Required work: Wherever "screenshot" appears in a line, list that line.

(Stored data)
+ + + + +

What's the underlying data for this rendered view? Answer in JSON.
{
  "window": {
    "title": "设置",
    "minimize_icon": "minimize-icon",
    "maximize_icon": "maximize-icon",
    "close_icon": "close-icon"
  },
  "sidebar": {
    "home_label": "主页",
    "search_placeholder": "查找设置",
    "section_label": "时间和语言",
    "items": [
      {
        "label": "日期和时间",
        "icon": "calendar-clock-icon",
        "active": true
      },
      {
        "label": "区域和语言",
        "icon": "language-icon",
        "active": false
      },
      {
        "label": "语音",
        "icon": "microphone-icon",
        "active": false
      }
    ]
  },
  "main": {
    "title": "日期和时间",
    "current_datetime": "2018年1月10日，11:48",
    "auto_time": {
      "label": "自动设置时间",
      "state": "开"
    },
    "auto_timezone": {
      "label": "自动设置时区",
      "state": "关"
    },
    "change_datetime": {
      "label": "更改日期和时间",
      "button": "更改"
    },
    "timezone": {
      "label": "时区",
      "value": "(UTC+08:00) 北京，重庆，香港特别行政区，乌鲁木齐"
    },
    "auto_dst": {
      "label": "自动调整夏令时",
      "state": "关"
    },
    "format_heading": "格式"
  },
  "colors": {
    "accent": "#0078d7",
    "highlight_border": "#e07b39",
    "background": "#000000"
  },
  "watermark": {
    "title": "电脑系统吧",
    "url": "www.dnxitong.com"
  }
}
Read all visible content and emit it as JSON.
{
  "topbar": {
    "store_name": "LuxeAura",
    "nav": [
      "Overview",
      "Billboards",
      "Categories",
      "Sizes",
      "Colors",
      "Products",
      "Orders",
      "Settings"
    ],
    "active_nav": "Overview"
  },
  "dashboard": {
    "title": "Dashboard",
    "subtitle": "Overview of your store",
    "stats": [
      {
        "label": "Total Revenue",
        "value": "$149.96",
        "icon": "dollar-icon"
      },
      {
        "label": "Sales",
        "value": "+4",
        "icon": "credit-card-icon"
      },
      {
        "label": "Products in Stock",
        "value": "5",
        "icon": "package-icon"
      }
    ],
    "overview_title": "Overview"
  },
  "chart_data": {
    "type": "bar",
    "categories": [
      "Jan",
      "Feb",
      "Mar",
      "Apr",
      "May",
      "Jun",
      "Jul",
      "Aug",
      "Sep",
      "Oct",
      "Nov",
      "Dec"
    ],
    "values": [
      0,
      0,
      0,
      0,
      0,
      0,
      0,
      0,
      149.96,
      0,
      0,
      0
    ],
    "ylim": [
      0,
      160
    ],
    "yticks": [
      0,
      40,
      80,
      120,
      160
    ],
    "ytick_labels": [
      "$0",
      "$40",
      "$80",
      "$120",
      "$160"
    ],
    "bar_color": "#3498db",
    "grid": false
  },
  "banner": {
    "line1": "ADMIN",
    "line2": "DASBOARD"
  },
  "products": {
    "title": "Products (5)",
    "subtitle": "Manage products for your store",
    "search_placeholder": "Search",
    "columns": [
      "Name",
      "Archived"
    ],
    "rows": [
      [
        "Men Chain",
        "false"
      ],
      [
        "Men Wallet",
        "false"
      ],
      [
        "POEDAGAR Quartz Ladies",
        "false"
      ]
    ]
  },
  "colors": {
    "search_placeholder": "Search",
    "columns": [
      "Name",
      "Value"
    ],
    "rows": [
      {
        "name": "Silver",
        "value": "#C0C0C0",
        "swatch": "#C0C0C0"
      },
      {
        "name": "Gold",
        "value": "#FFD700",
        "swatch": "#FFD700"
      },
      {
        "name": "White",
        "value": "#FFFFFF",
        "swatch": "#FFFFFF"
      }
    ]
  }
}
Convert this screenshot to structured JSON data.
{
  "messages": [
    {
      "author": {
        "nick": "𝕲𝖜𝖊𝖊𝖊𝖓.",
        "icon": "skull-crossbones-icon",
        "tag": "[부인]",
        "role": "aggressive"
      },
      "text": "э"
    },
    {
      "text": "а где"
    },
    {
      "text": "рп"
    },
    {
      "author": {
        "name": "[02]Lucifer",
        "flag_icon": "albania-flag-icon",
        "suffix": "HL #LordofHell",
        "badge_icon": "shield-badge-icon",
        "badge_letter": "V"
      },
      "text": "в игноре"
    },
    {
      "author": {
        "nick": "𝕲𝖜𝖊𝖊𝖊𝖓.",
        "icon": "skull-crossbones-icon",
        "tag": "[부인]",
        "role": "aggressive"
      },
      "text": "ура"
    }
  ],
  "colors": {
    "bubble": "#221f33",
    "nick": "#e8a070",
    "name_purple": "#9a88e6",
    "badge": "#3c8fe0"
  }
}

+ + + + +

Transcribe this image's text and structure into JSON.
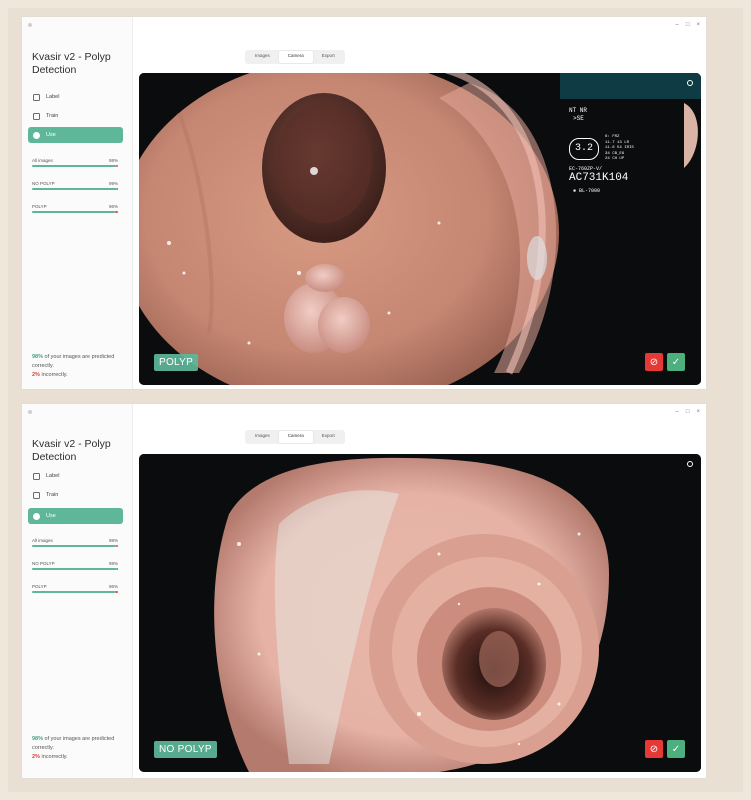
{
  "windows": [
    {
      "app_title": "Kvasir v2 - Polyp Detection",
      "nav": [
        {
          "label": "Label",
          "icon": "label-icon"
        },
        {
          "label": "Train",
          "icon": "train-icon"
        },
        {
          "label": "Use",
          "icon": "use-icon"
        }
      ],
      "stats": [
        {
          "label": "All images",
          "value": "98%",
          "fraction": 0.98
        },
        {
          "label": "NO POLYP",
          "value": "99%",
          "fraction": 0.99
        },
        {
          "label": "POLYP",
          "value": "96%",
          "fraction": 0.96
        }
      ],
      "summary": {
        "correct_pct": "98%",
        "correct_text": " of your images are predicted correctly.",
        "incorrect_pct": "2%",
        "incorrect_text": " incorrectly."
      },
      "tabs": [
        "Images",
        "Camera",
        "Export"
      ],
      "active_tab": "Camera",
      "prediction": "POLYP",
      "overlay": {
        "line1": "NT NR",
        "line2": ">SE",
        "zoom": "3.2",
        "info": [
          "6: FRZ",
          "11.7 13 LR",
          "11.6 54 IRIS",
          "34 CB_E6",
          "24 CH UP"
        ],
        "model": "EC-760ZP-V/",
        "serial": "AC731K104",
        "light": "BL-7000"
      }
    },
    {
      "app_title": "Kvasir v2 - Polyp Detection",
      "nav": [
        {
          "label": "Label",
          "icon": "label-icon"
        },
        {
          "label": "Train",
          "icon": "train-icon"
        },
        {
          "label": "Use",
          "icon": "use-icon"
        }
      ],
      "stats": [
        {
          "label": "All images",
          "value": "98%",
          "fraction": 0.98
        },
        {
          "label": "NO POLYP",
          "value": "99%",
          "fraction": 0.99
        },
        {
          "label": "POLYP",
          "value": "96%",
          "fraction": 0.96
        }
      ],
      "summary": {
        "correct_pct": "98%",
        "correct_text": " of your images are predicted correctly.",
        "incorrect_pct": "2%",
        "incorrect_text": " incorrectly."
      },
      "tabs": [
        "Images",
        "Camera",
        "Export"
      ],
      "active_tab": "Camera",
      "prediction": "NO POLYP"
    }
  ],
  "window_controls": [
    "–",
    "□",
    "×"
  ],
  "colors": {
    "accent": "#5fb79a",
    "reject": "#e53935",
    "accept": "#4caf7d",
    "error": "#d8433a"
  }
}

+ + + + +

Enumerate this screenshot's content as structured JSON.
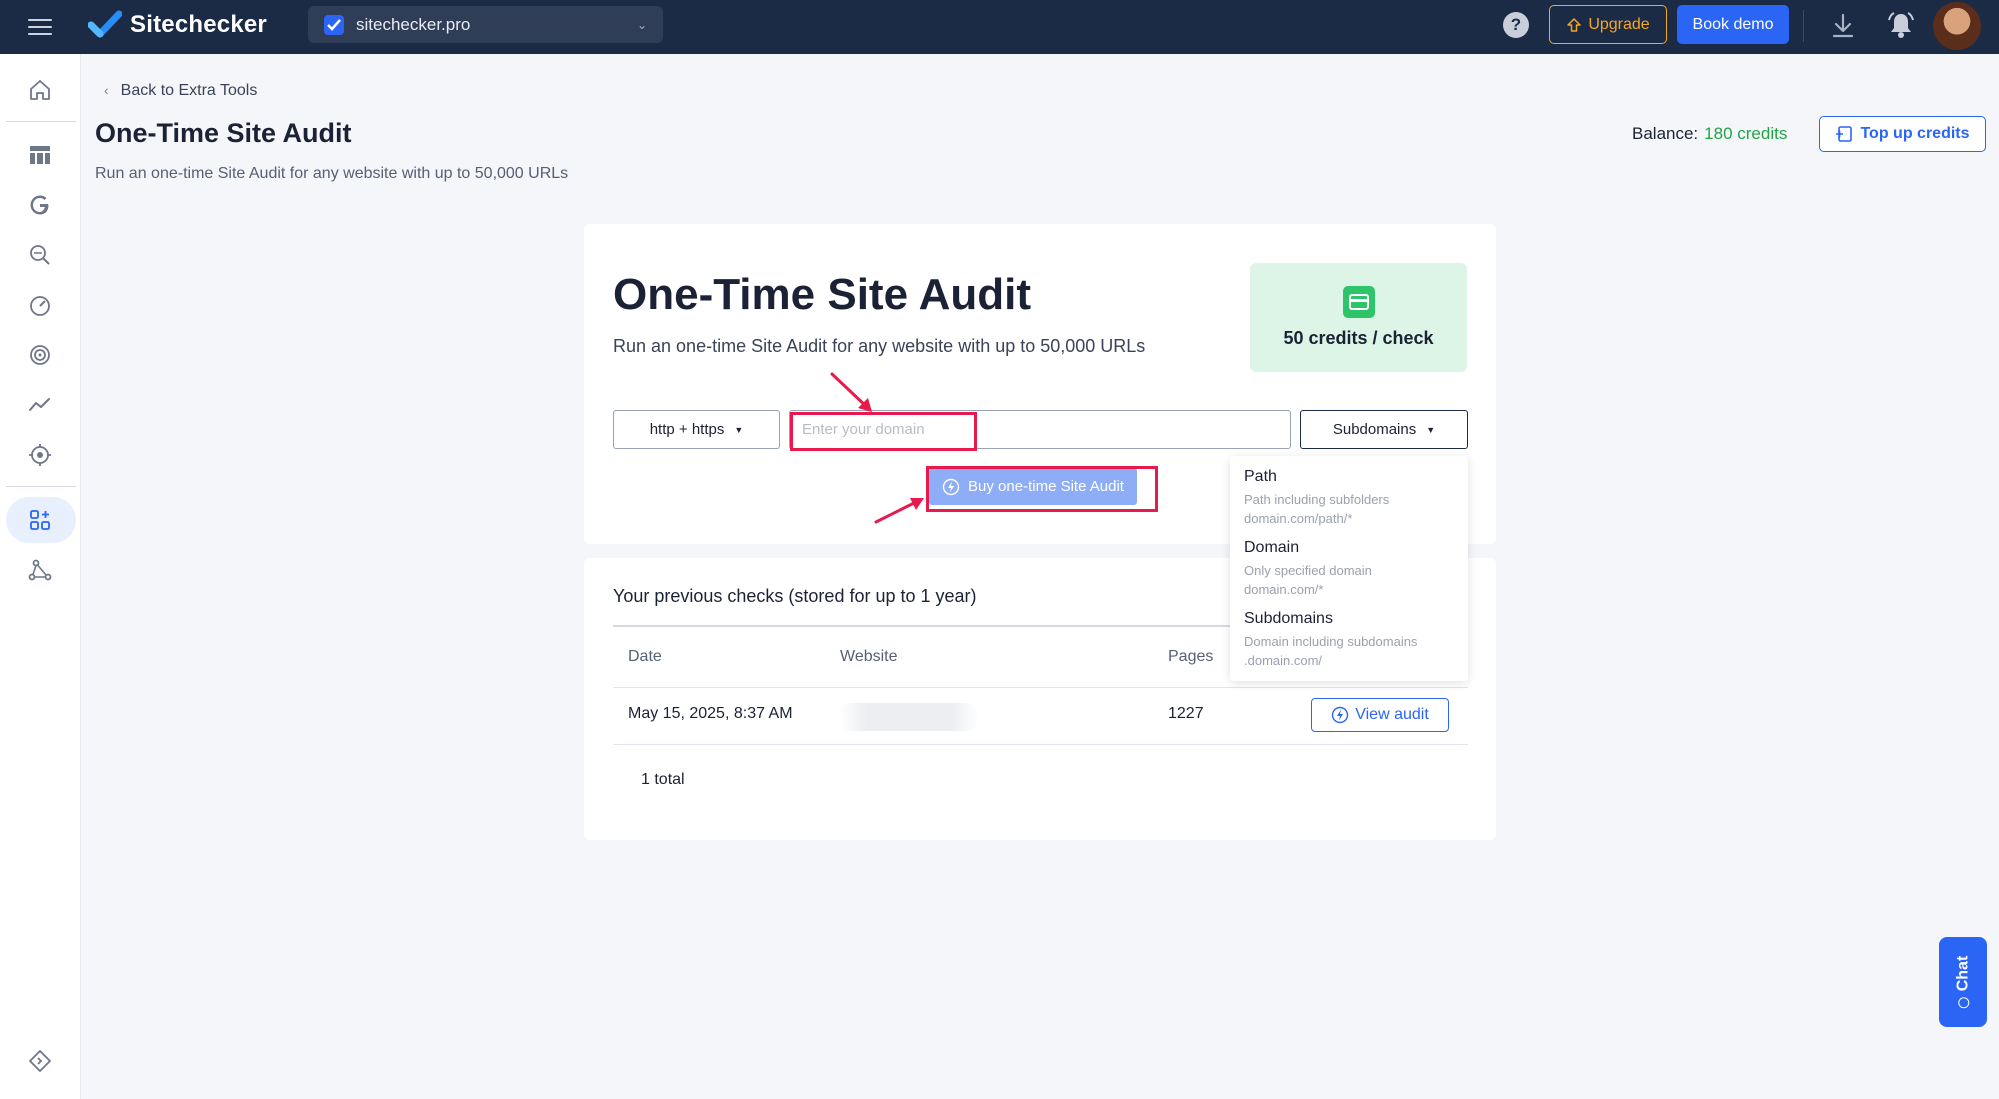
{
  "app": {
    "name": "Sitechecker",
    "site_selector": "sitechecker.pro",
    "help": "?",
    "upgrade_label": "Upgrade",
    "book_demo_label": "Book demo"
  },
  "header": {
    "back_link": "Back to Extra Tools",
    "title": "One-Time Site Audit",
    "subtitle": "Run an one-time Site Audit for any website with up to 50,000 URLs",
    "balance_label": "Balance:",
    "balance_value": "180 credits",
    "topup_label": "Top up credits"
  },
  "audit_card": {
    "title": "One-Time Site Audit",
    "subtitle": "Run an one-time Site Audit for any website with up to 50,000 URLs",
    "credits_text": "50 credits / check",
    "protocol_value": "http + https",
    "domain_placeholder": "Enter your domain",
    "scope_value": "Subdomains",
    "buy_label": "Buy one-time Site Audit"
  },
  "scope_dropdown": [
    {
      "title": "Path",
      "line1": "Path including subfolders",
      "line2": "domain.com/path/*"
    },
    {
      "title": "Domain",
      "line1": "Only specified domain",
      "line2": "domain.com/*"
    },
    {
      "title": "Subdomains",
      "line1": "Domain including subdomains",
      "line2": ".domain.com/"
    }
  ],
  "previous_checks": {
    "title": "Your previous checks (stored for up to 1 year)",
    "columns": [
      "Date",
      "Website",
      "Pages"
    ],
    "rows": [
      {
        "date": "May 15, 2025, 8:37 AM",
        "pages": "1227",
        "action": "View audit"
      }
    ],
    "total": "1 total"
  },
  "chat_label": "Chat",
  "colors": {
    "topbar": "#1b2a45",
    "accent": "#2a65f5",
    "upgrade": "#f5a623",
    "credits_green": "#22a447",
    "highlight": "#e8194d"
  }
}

+ + + + +

Written response:
Convert this screenshot to structured JSON data.
Enumerate this screenshot's content as structured JSON.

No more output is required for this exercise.